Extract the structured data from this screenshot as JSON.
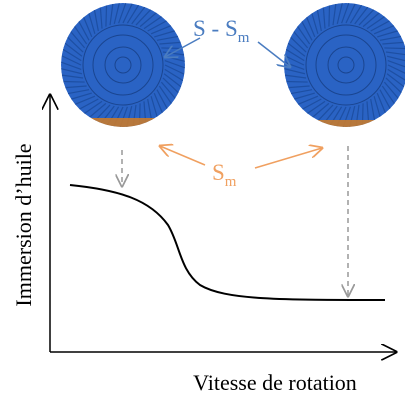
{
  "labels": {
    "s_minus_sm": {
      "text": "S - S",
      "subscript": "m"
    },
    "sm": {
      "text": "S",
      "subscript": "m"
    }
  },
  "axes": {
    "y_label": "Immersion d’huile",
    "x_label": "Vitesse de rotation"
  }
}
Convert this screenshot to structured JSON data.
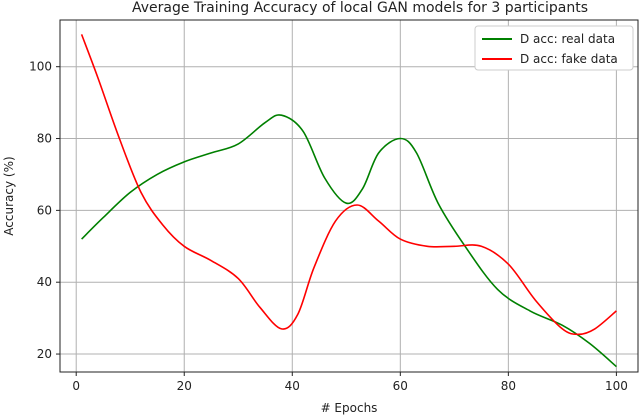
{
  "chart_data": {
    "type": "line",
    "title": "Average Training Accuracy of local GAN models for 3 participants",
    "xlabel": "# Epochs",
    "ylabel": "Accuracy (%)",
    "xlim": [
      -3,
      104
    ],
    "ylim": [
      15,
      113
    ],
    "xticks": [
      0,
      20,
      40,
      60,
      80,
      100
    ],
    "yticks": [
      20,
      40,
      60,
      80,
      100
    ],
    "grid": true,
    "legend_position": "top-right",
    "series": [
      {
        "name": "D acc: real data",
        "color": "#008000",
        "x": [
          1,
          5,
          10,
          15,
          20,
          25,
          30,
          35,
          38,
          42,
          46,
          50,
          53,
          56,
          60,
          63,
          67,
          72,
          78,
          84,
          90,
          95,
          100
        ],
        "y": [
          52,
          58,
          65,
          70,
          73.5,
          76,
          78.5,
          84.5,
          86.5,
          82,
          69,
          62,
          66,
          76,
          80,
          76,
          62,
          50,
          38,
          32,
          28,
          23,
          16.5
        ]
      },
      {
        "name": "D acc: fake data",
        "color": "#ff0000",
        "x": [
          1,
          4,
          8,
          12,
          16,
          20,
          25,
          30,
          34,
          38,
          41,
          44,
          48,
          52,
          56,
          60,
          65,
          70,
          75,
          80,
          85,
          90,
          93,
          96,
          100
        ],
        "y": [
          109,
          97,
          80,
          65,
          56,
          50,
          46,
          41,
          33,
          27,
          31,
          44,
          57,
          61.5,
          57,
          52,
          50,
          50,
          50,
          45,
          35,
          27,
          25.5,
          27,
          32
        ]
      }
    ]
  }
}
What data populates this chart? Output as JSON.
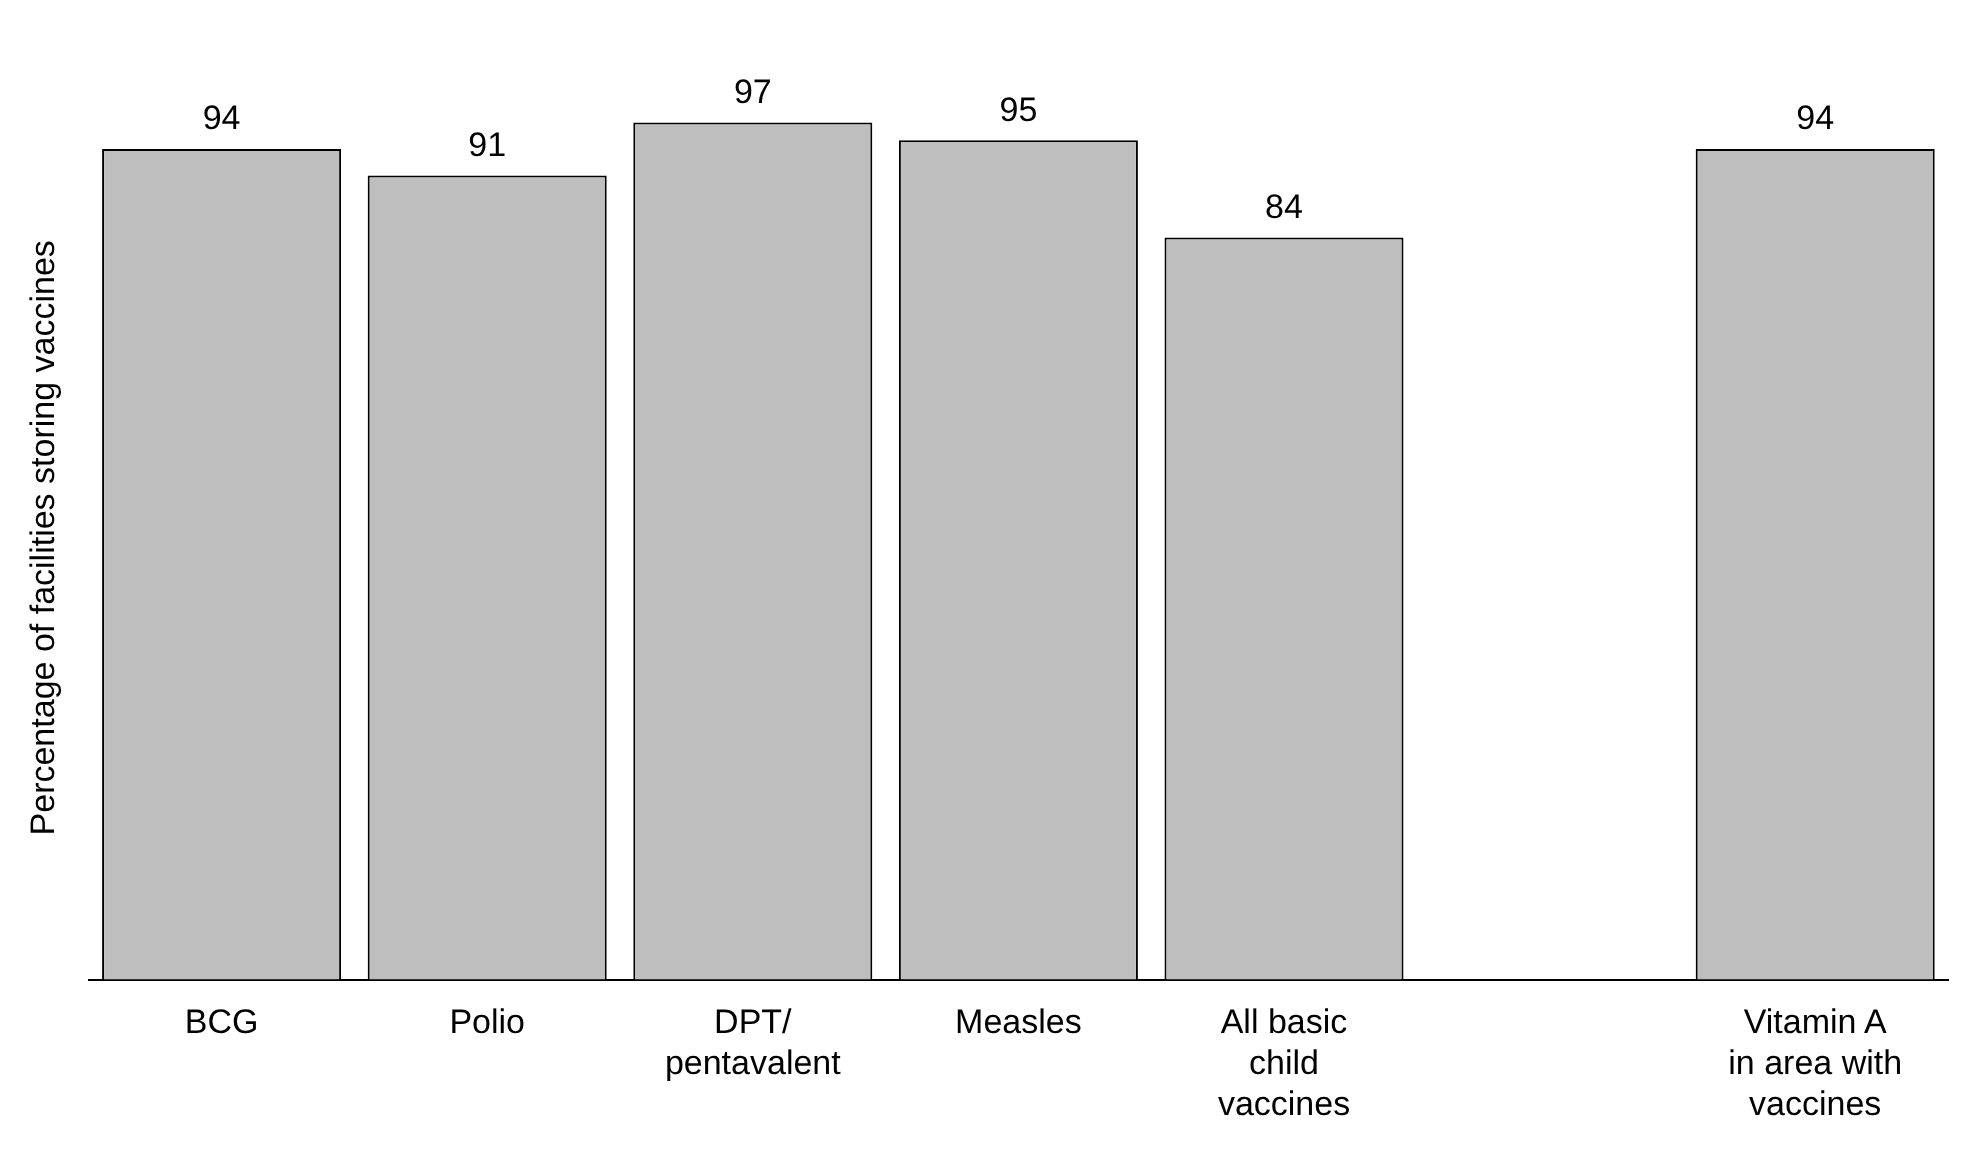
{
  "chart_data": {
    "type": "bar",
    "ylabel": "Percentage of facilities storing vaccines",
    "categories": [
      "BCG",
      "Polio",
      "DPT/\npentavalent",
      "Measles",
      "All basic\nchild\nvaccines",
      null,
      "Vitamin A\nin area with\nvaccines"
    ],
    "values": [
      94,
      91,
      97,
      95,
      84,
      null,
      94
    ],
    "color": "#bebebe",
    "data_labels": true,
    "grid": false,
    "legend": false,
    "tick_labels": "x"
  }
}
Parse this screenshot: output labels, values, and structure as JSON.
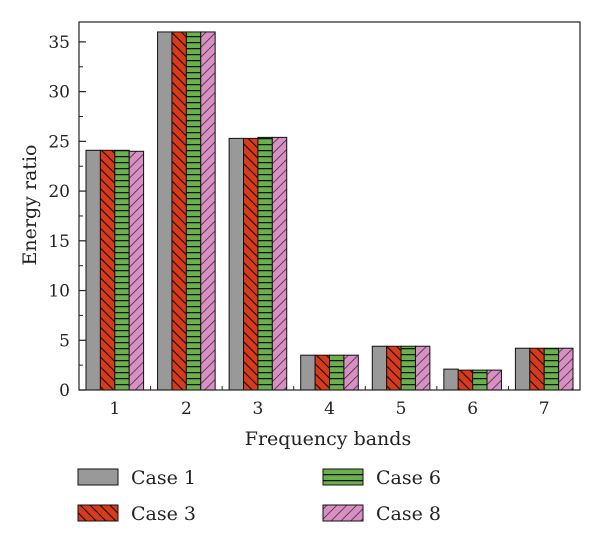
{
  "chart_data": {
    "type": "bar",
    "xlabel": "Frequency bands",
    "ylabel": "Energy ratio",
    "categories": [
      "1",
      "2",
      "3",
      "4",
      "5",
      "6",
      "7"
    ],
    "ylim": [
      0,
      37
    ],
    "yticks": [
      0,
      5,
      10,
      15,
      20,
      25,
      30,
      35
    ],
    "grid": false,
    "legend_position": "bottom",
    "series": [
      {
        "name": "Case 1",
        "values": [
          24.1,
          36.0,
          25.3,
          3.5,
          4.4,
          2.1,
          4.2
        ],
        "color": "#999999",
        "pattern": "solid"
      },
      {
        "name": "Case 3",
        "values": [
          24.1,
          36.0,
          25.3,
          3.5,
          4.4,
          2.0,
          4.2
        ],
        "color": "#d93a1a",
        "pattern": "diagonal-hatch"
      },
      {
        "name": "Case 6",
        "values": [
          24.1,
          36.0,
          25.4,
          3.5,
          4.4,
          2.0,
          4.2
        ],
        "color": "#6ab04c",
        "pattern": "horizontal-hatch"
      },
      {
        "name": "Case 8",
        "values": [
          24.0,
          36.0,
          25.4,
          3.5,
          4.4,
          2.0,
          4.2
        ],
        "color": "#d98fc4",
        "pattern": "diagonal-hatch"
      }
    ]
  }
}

-----

### Job
Drop the images and repeat the data exactly.

### Task result
Extract the structured data from this screenshot as JSON.
{
  "labels": {
    "s_minus_sm": {
      "text": "S - S",
      "subscript": "m"
    },
    "sm": {
      "text": "S",
      "subscript": "m"
    }
  },
  "axes": {
    "y_label": "Immersion d’huile",
    "x_label": "Vitesse de rotation"
  }
}
Convert this screenshot to structured JSON data.
{
  "chart_data": {
    "type": "line",
    "title": "Average Training Accuracy of local GAN models for 3 participants",
    "xlabel": "# Epochs",
    "ylabel": "Accuracy (%)",
    "xlim": [
      -3,
      104
    ],
    "ylim": [
      15,
      113
    ],
    "xticks": [
      0,
      20,
      40,
      60,
      80,
      100
    ],
    "yticks": [
      20,
      40,
      60,
      80,
      100
    ],
    "grid": true,
    "legend_position": "top-right",
    "series": [
      {
        "name": "D acc: real data",
        "color": "#008000",
        "x": [
          1,
          5,
          10,
          15,
          20,
          25,
          30,
          35,
          38,
          42,
          46,
          50,
          53,
          56,
          60,
          63,
          67,
          72,
          78,
          84,
          90,
          95,
          100
        ],
        "y": [
          52,
          58,
          65,
          70,
          73.5,
          76,
          78.5,
          84.5,
          86.5,
          82,
          69,
          62,
          66,
          76,
          80,
          76,
          62,
          50,
          38,
          32,
          28,
          23,
          16.5
        ]
      },
      {
        "name": "D acc: fake data",
        "color": "#ff0000",
        "x": [
          1,
          4,
          8,
          12,
          16,
          20,
          25,
          30,
          34,
          38,
          41,
          44,
          48,
          52,
          56,
          60,
          65,
          70,
          75,
          80,
          85,
          90,
          93,
          96,
          100
        ],
        "y": [
          109,
          97,
          80,
          65,
          56,
          50,
          46,
          41,
          33,
          27,
          31,
          44,
          57,
          61.5,
          57,
          52,
          50,
          50,
          50,
          45,
          35,
          27,
          25.5,
          27,
          32
        ]
      }
    ]
  }
}
What data populates this chart? Output as JSON.
{
  "chart_data": {
    "type": "bar",
    "ylabel": "Percentage of facilities storing vaccines",
    "categories": [
      "BCG",
      "Polio",
      "DPT/\npentavalent",
      "Measles",
      "All basic\nchild\nvaccines",
      null,
      "Vitamin A\nin area with\nvaccines"
    ],
    "values": [
      94,
      91,
      97,
      95,
      84,
      null,
      94
    ],
    "color": "#bebebe",
    "data_labels": true,
    "grid": false,
    "legend": false,
    "tick_labels": "x"
  }
}
Parse this screenshot: output labels, values, and structure as JSON.
{
  "chart_data": {
    "type": "bar",
    "xlabel": "Frequency bands",
    "ylabel": "Energy ratio",
    "categories": [
      "1",
      "2",
      "3",
      "4",
      "5",
      "6",
      "7"
    ],
    "ylim": [
      0,
      37
    ],
    "yticks": [
      0,
      5,
      10,
      15,
      20,
      25,
      30,
      35
    ],
    "grid": false,
    "legend_position": "bottom",
    "series": [
      {
        "name": "Case 1",
        "values": [
          24.1,
          36.0,
          25.3,
          3.5,
          4.4,
          2.1,
          4.2
        ],
        "color": "#999999",
        "pattern": "solid"
      },
      {
        "name": "Case 3",
        "values": [
          24.1,
          36.0,
          25.3,
          3.5,
          4.4,
          2.0,
          4.2
        ],
        "color": "#d93a1a",
        "pattern": "diagonal-hatch"
      },
      {
        "name": "Case 6",
        "values": [
          24.1,
          36.0,
          25.4,
          3.5,
          4.4,
          2.0,
          4.2
        ],
        "color": "#6ab04c",
        "pattern": "horizontal-hatch"
      },
      {
        "name": "Case 8",
        "values": [
          24.0,
          36.0,
          25.4,
          3.5,
          4.4,
          2.0,
          4.2
        ],
        "color": "#d98fc4",
        "pattern": "diagonal-hatch"
      }
    ]
  }
}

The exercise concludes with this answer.